** GIVEN INSTRUCTION **
Output the material word for word. Leave each picture out.

** PROVIDED RECORDS **

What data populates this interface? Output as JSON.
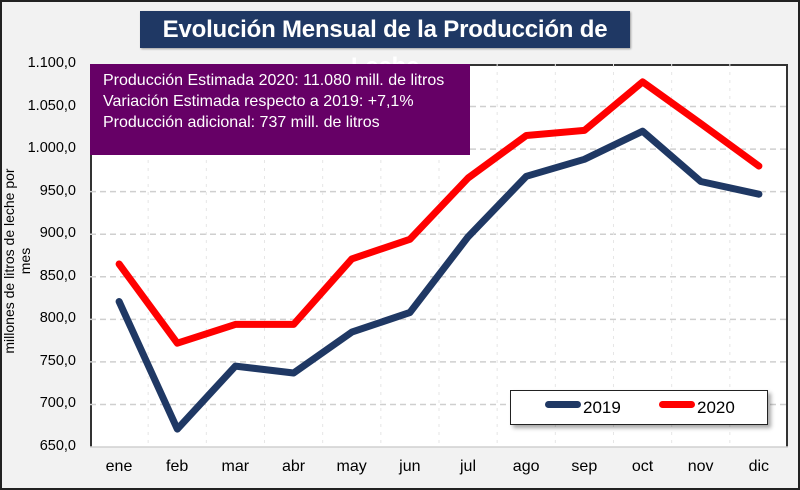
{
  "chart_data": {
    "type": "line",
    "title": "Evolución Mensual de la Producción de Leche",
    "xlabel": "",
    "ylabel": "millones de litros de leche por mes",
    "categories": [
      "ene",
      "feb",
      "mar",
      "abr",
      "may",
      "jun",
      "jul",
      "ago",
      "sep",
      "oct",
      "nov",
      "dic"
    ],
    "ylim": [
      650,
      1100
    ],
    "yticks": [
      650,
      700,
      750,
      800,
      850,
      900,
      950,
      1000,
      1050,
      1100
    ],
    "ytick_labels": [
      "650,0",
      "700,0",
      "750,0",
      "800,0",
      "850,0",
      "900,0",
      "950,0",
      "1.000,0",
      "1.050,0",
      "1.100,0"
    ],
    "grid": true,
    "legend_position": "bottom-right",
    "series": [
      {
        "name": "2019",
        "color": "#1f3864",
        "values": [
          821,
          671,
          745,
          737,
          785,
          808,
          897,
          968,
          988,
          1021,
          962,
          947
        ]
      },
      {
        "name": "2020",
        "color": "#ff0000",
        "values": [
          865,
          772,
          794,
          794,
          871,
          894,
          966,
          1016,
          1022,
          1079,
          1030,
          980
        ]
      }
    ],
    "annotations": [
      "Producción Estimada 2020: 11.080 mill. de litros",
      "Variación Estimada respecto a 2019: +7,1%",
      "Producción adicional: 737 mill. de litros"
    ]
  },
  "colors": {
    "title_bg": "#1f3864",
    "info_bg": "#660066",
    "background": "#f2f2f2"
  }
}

** PROBLEM SOLUTION **
What data populates this interface? Output as JSON.
{
  "chart_data": {
    "type": "line",
    "title": "Evolución Mensual de la Producción de Leche",
    "xlabel": "",
    "ylabel": "millones de litros de leche por mes",
    "categories": [
      "ene",
      "feb",
      "mar",
      "abr",
      "may",
      "jun",
      "jul",
      "ago",
      "sep",
      "oct",
      "nov",
      "dic"
    ],
    "ylim": [
      650,
      1100
    ],
    "yticks": [
      650,
      700,
      750,
      800,
      850,
      900,
      950,
      1000,
      1050,
      1100
    ],
    "ytick_labels": [
      "650,0",
      "700,0",
      "750,0",
      "800,0",
      "850,0",
      "900,0",
      "950,0",
      "1.000,0",
      "1.050,0",
      "1.100,0"
    ],
    "grid": true,
    "legend_position": "bottom-right",
    "series": [
      {
        "name": "2019",
        "color": "#1f3864",
        "values": [
          821,
          671,
          745,
          737,
          785,
          808,
          897,
          968,
          988,
          1021,
          962,
          947
        ]
      },
      {
        "name": "2020",
        "color": "#ff0000",
        "values": [
          865,
          772,
          794,
          794,
          871,
          894,
          966,
          1016,
          1022,
          1079,
          1030,
          980
        ]
      }
    ],
    "annotations": [
      "Producción Estimada 2020: 11.080 mill. de litros",
      "Variación Estimada respecto a 2019: +7,1%",
      "Producción adicional: 737 mill. de litros"
    ]
  },
  "colors": {
    "title_bg": "#1f3864",
    "info_bg": "#660066",
    "background": "#f2f2f2"
  }
}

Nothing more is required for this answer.